▸ **Stated task**
The records that follow are to be repeated without alteration.

Records that describe figures
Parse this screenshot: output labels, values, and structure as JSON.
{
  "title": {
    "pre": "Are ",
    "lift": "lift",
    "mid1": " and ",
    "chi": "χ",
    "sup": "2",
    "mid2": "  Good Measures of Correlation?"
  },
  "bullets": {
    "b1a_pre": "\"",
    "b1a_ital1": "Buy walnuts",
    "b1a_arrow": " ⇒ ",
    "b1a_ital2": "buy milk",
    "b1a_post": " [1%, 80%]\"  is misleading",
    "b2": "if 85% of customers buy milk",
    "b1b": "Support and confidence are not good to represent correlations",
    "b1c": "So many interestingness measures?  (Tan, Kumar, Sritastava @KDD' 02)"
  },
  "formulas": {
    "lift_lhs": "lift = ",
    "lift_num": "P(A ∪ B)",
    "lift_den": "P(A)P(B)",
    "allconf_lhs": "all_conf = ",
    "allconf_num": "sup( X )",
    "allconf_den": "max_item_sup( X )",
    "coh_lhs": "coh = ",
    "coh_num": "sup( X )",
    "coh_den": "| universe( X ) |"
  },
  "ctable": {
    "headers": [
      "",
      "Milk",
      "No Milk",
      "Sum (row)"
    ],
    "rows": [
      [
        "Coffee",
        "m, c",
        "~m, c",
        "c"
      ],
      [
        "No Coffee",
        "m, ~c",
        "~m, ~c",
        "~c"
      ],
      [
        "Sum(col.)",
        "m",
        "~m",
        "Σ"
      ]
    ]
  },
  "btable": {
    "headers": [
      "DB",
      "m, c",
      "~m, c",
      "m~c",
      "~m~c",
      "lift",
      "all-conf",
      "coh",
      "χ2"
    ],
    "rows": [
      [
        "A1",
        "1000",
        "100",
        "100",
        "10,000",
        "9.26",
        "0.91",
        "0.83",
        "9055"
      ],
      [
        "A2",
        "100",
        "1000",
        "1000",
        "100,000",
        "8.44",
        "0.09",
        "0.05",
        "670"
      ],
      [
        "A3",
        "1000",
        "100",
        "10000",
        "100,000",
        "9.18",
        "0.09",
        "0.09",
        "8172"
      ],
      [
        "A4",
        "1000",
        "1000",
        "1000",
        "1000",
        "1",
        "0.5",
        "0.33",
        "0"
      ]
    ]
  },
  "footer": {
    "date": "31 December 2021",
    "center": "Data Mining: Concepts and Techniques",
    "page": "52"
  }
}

▸ **Correct response**
Parse this screenshot: output labels, values, and structure as JSON.
{
  "title": {
    "pre": "Are ",
    "lift": "lift",
    "mid1": " and ",
    "chi": "χ",
    "sup": "2",
    "mid2": "  Good Measures of Correlation?"
  },
  "bullets": {
    "b1a_pre": "\"",
    "b1a_ital1": "Buy walnuts",
    "b1a_arrow": " ⇒ ",
    "b1a_ital2": "buy milk",
    "b1a_post": " [1%, 80%]\"  is misleading",
    "b2": "if 85% of customers buy milk",
    "b1b": "Support and confidence are not good to represent correlations",
    "b1c": "So many interestingness measures?  (Tan, Kumar, Sritastava @KDD' 02)"
  },
  "formulas": {
    "lift_lhs": "lift = ",
    "lift_num": "P(A ∪ B)",
    "lift_den": "P(A)P(B)",
    "allconf_lhs": "all_conf = ",
    "allconf_num": "sup( X )",
    "allconf_den": "max_item_sup( X )",
    "coh_lhs": "coh = ",
    "coh_num": "sup( X )",
    "coh_den": "| universe( X ) |"
  },
  "ctable": {
    "headers": [
      "",
      "Milk",
      "No Milk",
      "Sum (row)"
    ],
    "rows": [
      [
        "Coffee",
        "m, c",
        "~m, c",
        "c"
      ],
      [
        "No Coffee",
        "m, ~c",
        "~m, ~c",
        "~c"
      ],
      [
        "Sum(col.)",
        "m",
        "~m",
        "Σ"
      ]
    ]
  },
  "btable": {
    "headers": [
      "DB",
      "m, c",
      "~m, c",
      "m~c",
      "~m~c",
      "lift",
      "all-conf",
      "coh",
      "χ2"
    ],
    "rows": [
      [
        "A1",
        "1000",
        "100",
        "100",
        "10,000",
        "9.26",
        "0.91",
        "0.83",
        "9055"
      ],
      [
        "A2",
        "100",
        "1000",
        "1000",
        "100,000",
        "8.44",
        "0.09",
        "0.05",
        "670"
      ],
      [
        "A3",
        "1000",
        "100",
        "10000",
        "100,000",
        "9.18",
        "0.09",
        "0.09",
        "8172"
      ],
      [
        "A4",
        "1000",
        "1000",
        "1000",
        "1000",
        "1",
        "0.5",
        "0.33",
        "0"
      ]
    ]
  },
  "footer": {
    "date": "31 December 2021",
    "center": "Data Mining: Concepts and Techniques",
    "page": "52"
  }
}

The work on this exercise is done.